**GIVEN PROBLEM**
How many lines in the listing below include the word "responsable"? Reply with the count alone.
== RECORD LIST ==
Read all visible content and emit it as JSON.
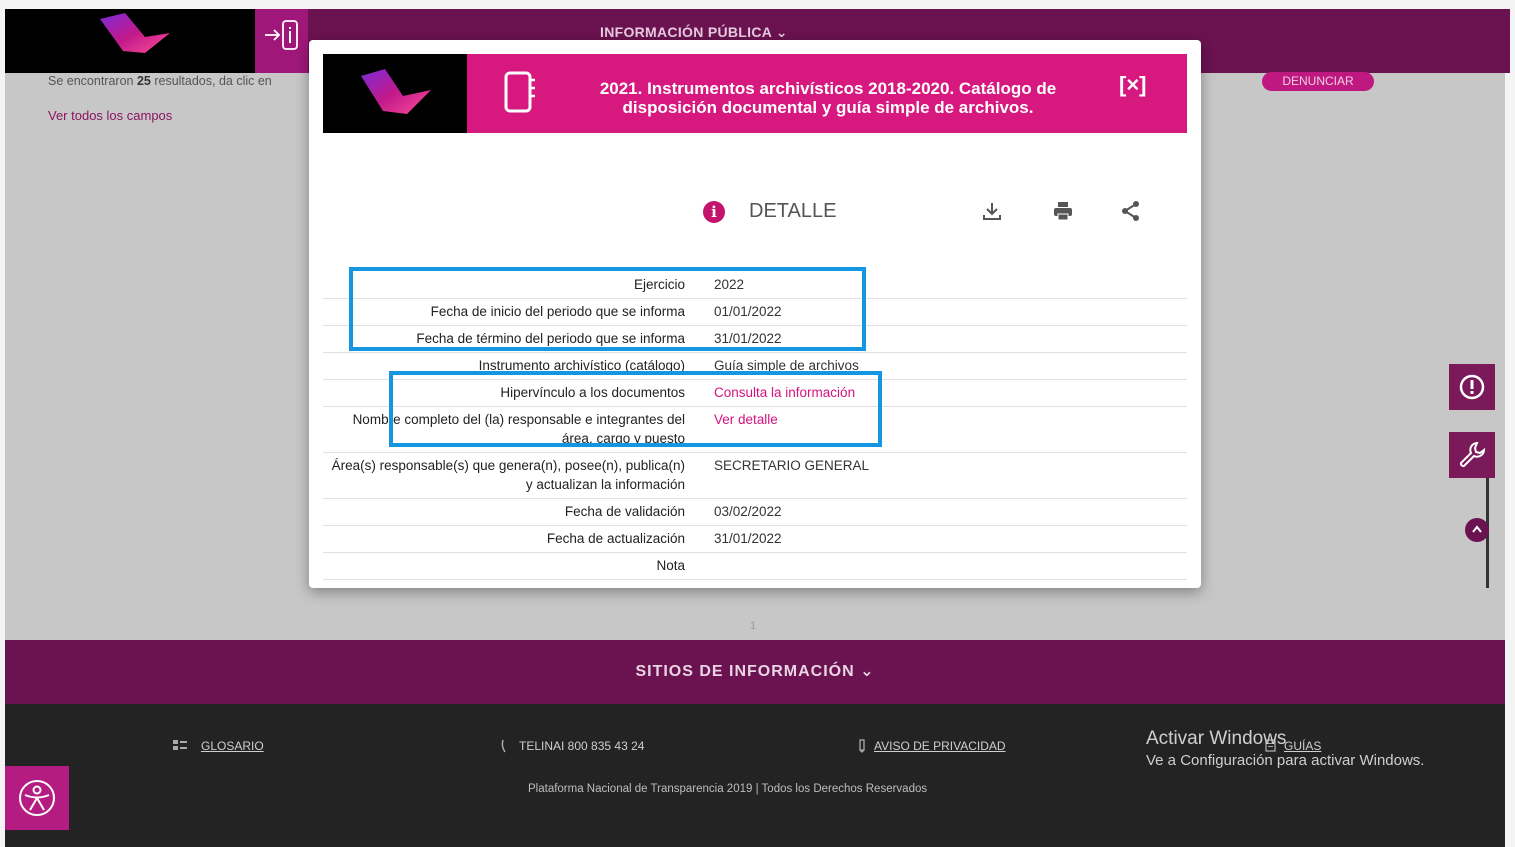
{
  "top": {
    "menu_label": "INFORMACIÓN PÚBLICA ⌄"
  },
  "background": {
    "results_prefix": "Se encontraron ",
    "results_count": "25",
    "results_suffix": " resultados, da clic en",
    "view_all_fields": "Ver todos los campos",
    "report_button": "DENUNCIAR",
    "page_number": "1"
  },
  "modal": {
    "title": "2021. Instrumentos archivísticos 2018-2020. Catálogo de disposición documental y guía simple de archivos.",
    "close_label": "[×]",
    "detail_label": "DETALLE",
    "rows": [
      {
        "label": "Ejercicio",
        "value": "2022",
        "link": false
      },
      {
        "label": "Fecha de inicio del periodo que se informa",
        "value": "01/01/2022",
        "link": false
      },
      {
        "label": "Fecha de término del periodo que se informa",
        "value": "31/01/2022",
        "link": false
      },
      {
        "label": "Instrumento archivístico (catálogo)",
        "value": "Guía simple de archivos",
        "link": false
      },
      {
        "label": "Hipervínculo a los documentos",
        "value": "Consulta la información",
        "link": true
      },
      {
        "label": "Nombre completo del (la) responsable e integrantes del área, cargo y puesto",
        "value": "Ver detalle",
        "link": true
      },
      {
        "label": "Área(s) responsable(s) que genera(n), posee(n), publica(n) y actualizan la información",
        "value": "SECRETARIO GENERAL",
        "link": false
      },
      {
        "label": "Fecha de validación",
        "value": "03/02/2022",
        "link": false
      },
      {
        "label": "Fecha de actualización",
        "value": "31/01/2022",
        "link": false
      },
      {
        "label": "Nota",
        "value": "",
        "link": false
      }
    ]
  },
  "footer": {
    "sites_label": "SITIOS DE INFORMACIÓN ⌄",
    "glossary": "GLOSARIO",
    "telinai": "TELINAI 800 835 43 24",
    "privacy": "AVISO DE PRIVACIDAD",
    "guides": "GUÍAS",
    "copyright": "Plataforma Nacional de Transparencia 2019 | Todos los Derechos Reservados"
  },
  "windows_watermark": {
    "line1": "Activar Windows",
    "line2": "Ve a Configuración para activar Windows."
  },
  "colors": {
    "brand": "#6b1250",
    "accent": "#d6187f",
    "highlight": "#1596e0"
  }
}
===
**THE SOLUTION**
2